§ Exercise aim
Output each line of the material exactly as it stands.

§ Record extracts

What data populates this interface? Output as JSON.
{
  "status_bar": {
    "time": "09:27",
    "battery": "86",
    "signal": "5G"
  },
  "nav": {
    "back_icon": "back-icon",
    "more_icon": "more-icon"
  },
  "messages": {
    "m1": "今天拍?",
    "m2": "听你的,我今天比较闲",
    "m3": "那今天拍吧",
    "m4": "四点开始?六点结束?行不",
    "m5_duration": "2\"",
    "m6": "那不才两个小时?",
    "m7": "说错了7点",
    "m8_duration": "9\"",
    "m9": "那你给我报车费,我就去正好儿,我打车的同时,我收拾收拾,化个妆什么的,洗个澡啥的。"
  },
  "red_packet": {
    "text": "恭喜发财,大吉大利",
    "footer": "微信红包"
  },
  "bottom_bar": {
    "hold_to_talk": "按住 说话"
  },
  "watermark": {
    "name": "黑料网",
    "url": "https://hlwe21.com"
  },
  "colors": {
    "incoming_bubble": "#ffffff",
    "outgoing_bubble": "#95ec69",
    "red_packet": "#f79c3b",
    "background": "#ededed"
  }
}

§ Exercise answer
What data populates this interface? Output as JSON.
{
  "status_bar": {
    "time": "09:27",
    "battery": "86",
    "signal": "5G"
  },
  "nav": {
    "back_icon": "back-icon",
    "more_icon": "more-icon"
  },
  "messages": {
    "m1": "今天拍?",
    "m2": "听你的,我今天比较闲",
    "m3": "那今天拍吧",
    "m4": "四点开始?六点结束?行不",
    "m5_duration": "2\"",
    "m6": "那不才两个小时?",
    "m7": "说错了7点",
    "m8_duration": "9\"",
    "m9": "那你给我报车费,我就去正好儿,我打车的同时,我收拾收拾,化个妆什么的,洗个澡啥的。"
  },
  "red_packet": {
    "text": "恭喜发财,大吉大利",
    "footer": "微信红包"
  },
  "bottom_bar": {
    "hold_to_talk": "按住 说话"
  },
  "watermark": {
    "name": "黑料网",
    "url": "https://hlwe21.com"
  },
  "colors": {
    "incoming_bubble": "#ffffff",
    "outgoing_bubble": "#95ec69",
    "red_packet": "#f79c3b",
    "background": "#ededed"
  }
}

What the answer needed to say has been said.